Source data:
------------------------------------------------

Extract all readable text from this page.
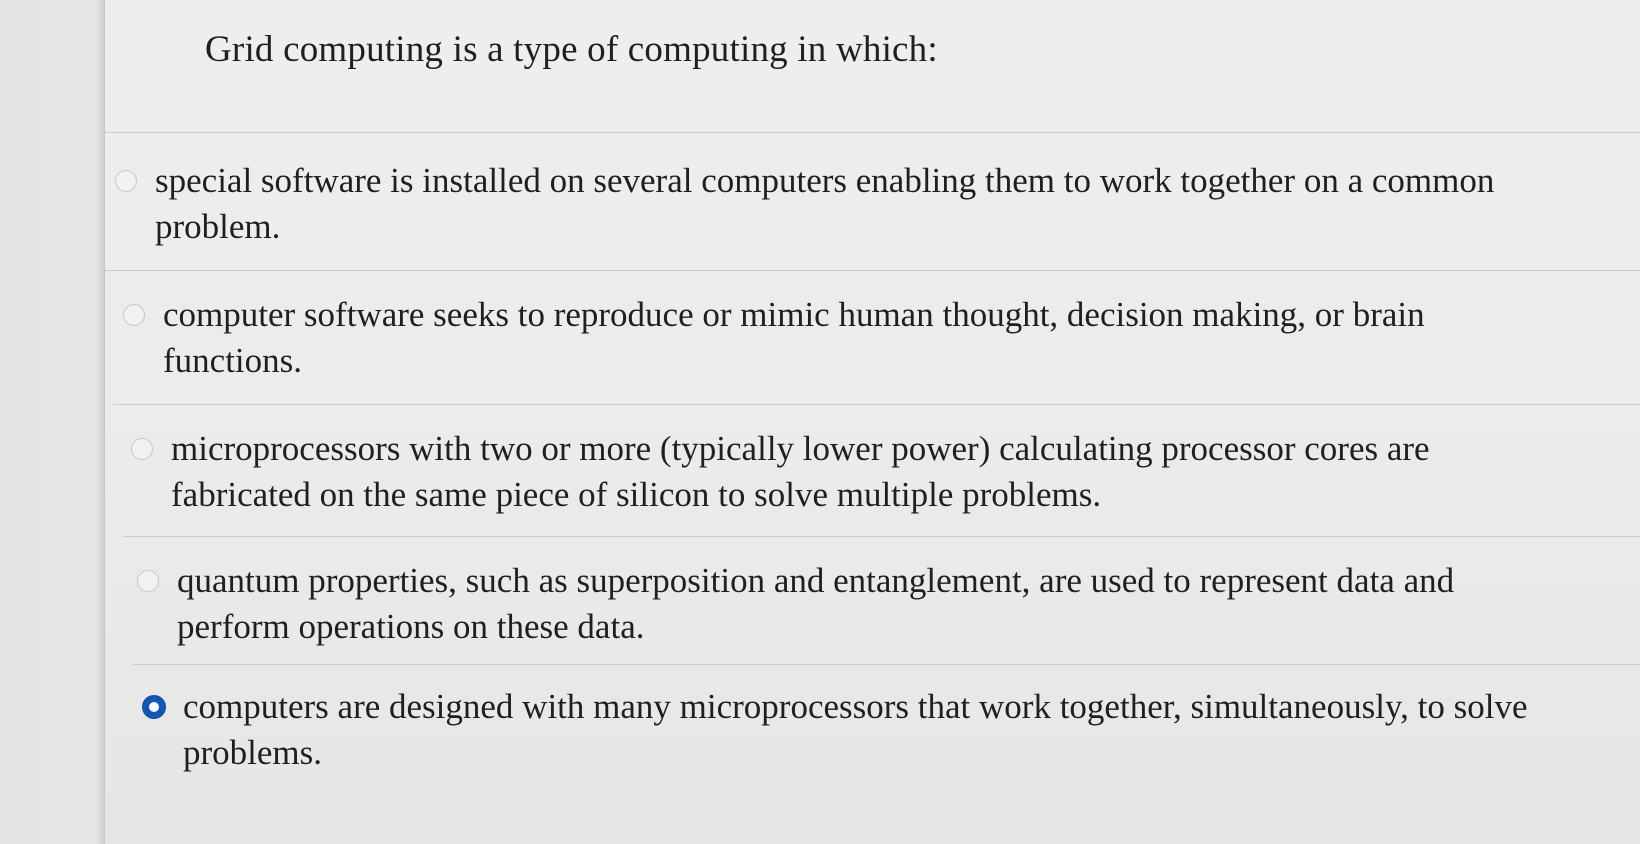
Grid computing is a type of computing in which:
special software is installed on several computers enabling them to work together on a common problem.
computer software seeks to reproduce or mimic human thought, decision making, or brain functions.
microprocessors with two or more (typically lower power) calculating processor cores are fabricated on the same piece of silicon to solve multiple problems.
quantum properties, such as superposition and entanglement, are used to represent data and perform operations on these data.
computers are designed with many microprocessors that work together, simultaneously, to solve problems.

------------------------------------------------

**What the task asks**
Copy each line of the data above that holds "work".

**Answer for this exercise**
special software is installed on several computers enabling them to work together on a common problem.
computers are designed with many microprocessors that work together, simultaneously, to solve problems.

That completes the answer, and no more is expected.